**DOCUMENT PASSAGE**.
--- begin ---

Notwithstanding that apparent inconsistency, we are concerned with the submissions made to this Court and the terms of the Lien agreement executed by the parties in this case.
[49] If the Judge correctly identified the 20 April letter as a “demand notice” which, upon being issued to Mr Nand had the effect of crystallising the Lien, then he erred in finding that the vehicles (which were transferred on 12 March 2021) had been transferred after demand had been made and the Lien had crystallised and become fixed. However, as discussed at paragraph [15], above, the Judge rejected the appellants’ submission that a valid “demand” had been made, by reference to the terms of the 21 January letter – suggesting that he considered the 21 January letter to be a “demand”. If so (and if the 21 January letter was a valid “demand”), then the Judge did not err in finding that the vehicles were transferred after the Lien had crystallised and become fixed. In the circumstances, this Court on appeal must itself determine when the Lien crystallised and became fixed.

--- end ---

**DATA EXTRACT**.

--- begin ---

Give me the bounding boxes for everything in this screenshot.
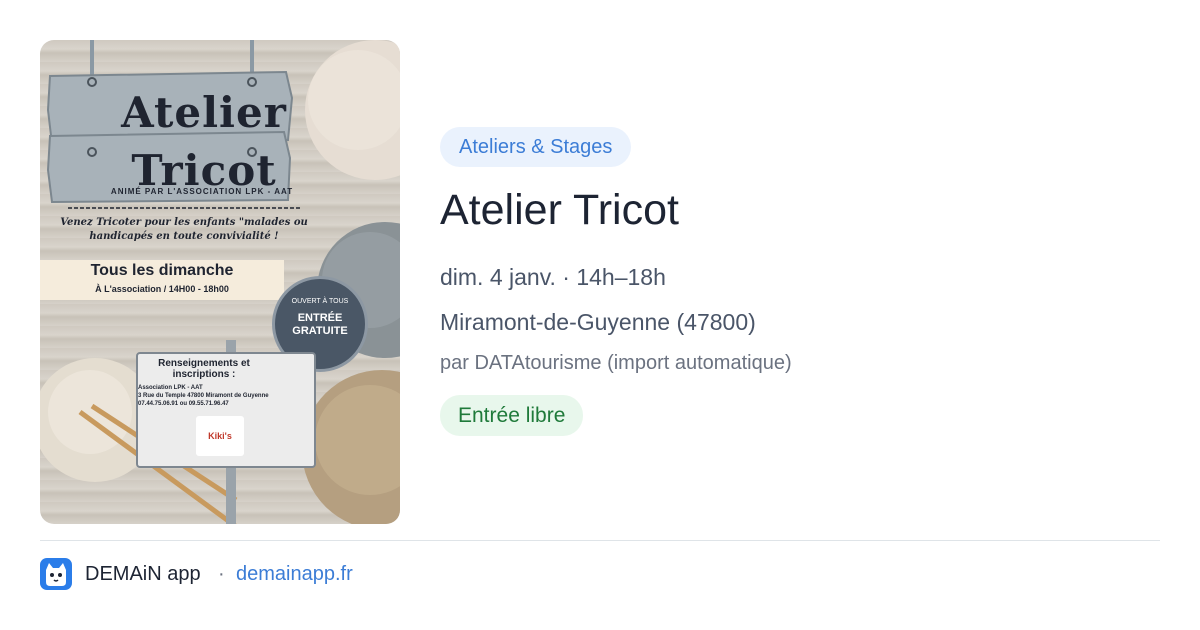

--- end ---

Please state the date on which, according to the court passage, the vehicles were transferred.

**RESPONSE TO THE TASK**. 12 March 2021